* BEGIN *

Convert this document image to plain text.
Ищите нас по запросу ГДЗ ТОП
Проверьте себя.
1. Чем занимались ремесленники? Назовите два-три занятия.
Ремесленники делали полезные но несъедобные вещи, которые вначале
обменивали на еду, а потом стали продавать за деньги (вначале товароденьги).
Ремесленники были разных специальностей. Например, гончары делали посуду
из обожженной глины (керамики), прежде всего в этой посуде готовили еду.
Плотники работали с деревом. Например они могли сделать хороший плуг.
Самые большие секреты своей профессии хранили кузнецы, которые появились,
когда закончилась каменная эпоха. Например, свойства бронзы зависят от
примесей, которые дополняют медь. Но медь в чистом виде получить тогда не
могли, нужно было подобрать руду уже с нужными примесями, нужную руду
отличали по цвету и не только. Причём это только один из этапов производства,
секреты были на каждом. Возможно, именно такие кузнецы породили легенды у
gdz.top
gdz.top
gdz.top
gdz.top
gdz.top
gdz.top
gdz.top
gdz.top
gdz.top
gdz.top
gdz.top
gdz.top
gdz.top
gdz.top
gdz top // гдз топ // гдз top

* END *

YOUR GOAL
Without omitting anything, output the entries exactly.

OUTPUT BELOW
Convert this document image to plain text.
Ищите нас по запросу ГДЗ ТОП
Проверьте себя.
1. Чем занимались ремесленники? Назовите два-три занятия.
Ремесленники делали полезные но несъедобные вещи, которые вначале
обменивали на еду, а потом стали продавать за деньги (вначале товароденьги).
Ремесленники были разных специальностей. Например, гончары делали посуду
из обожженной глины (керамики), прежде всего в этой посуде готовили еду.
Плотники работали с деревом. Например они могли сделать хороший плуг.
Самые большие секреты своей профессии хранили кузнецы, которые появились,
когда закончилась каменная эпоха. Например, свойства бронзы зависят от
примесей, которые дополняют медь. Но медь в чистом виде получить тогда не
могли, нужно было подобрать руду уже с нужными примесями, нужную руду
отличали по цвету и не только. Причём это только один из этапов производства,
секреты были на каждом. Возможно, именно такие кузнецы породили легенды у
gdz.top
gdz.top
gdz.top
gdz.top
gdz.top
gdz.top
gdz.top
gdz.top
gdz.top
gdz.top
gdz.top
gdz.top
gdz.top
gdz.top
gdz top // гдз топ // гдз top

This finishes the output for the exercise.